Your task is to gather the lines below that hold the string "text".

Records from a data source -
──────────
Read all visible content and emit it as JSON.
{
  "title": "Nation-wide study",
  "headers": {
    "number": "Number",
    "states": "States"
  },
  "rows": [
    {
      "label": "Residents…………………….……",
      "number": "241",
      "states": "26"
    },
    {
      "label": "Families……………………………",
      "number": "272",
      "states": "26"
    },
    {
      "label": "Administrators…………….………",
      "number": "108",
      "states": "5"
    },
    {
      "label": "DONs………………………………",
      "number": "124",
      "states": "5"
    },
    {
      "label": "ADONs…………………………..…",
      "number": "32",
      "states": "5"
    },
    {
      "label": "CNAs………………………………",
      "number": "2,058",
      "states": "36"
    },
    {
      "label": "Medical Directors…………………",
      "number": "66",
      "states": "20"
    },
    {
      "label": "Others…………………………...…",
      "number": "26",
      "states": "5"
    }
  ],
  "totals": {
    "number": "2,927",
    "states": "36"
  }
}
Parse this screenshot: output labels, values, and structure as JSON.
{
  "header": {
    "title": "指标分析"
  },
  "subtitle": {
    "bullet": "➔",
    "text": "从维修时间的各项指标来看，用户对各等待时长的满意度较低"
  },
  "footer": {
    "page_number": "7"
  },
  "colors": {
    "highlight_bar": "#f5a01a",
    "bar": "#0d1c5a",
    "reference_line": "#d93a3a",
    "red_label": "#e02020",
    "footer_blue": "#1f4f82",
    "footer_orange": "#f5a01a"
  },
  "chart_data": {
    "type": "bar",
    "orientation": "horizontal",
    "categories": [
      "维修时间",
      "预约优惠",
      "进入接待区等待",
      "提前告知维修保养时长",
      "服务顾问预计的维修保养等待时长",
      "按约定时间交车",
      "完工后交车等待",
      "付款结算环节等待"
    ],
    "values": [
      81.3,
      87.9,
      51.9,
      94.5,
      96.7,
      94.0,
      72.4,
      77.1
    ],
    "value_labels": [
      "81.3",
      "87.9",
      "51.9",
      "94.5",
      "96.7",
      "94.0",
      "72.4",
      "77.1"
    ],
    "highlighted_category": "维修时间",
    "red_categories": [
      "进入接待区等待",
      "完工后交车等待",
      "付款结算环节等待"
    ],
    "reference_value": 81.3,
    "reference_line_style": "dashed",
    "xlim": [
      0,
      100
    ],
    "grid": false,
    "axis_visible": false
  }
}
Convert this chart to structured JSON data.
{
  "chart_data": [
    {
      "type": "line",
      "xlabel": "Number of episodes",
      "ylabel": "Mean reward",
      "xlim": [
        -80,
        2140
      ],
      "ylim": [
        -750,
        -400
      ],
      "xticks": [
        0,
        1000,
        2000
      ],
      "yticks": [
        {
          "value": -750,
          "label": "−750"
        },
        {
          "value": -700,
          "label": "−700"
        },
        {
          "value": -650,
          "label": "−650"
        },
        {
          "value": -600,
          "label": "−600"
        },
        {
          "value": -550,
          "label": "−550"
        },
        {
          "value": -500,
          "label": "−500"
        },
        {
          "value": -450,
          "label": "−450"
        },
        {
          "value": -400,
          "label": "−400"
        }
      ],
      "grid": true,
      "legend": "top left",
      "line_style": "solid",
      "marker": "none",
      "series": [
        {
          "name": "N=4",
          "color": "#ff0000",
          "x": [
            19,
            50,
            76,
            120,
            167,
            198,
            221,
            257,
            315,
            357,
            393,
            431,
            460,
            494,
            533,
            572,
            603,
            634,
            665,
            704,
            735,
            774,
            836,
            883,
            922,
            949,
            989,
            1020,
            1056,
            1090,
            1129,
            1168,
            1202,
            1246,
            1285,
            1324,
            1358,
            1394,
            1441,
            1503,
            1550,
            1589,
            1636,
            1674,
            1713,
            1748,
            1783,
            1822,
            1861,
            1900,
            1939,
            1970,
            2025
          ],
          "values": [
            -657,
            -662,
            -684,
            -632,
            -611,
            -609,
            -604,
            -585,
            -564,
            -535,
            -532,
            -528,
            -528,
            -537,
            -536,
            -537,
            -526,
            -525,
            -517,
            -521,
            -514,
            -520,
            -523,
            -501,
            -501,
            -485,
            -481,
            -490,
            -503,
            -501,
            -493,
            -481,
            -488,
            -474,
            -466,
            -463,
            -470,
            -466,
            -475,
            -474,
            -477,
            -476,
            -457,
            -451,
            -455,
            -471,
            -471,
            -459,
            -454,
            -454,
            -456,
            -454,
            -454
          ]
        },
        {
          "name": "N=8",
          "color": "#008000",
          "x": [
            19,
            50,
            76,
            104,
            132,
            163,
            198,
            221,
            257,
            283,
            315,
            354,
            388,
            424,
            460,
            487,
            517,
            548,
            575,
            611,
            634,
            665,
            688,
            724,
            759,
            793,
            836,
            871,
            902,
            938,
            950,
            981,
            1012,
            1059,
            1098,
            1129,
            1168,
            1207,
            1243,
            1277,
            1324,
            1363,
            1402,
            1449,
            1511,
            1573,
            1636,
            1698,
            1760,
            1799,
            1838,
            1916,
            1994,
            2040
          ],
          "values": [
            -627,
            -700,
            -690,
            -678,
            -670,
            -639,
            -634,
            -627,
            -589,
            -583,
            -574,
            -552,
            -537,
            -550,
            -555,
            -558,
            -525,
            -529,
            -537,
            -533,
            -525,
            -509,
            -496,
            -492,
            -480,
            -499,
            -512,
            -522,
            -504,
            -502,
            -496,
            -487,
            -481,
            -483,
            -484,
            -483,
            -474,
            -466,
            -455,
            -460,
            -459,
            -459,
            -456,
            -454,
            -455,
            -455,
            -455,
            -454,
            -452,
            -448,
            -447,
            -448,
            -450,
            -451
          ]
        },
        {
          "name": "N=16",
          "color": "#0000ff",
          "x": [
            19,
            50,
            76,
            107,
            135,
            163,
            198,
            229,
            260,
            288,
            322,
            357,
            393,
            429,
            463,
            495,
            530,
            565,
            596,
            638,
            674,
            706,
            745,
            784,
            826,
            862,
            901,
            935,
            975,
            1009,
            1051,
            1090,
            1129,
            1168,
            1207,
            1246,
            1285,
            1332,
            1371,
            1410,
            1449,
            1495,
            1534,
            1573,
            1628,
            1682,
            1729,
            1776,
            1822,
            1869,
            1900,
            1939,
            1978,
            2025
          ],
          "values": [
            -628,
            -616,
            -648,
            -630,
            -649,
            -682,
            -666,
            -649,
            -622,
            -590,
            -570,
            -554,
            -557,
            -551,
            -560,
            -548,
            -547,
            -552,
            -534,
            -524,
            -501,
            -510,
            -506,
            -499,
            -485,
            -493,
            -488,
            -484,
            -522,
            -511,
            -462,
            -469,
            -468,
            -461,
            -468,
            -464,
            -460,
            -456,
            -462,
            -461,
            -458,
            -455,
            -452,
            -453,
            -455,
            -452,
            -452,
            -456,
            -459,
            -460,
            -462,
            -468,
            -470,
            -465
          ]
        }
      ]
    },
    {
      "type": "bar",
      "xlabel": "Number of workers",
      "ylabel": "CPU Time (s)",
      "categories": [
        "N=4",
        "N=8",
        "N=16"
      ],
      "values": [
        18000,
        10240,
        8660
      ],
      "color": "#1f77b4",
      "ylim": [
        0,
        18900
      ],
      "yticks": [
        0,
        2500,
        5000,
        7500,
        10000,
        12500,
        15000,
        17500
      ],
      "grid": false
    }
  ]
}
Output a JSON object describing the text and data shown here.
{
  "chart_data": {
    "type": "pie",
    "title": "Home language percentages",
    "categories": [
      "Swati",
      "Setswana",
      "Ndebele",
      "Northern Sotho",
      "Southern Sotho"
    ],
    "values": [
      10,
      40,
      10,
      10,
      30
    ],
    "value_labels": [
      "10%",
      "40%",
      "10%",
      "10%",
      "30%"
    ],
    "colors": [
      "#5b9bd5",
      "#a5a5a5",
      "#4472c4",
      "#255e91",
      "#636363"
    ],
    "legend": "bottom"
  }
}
──────────
Answer to this exercise -
    "text": "从维修时间的各项指标来看，用户对各等待时长的满意度较低"
Output a JSON object describing the text and data shown here.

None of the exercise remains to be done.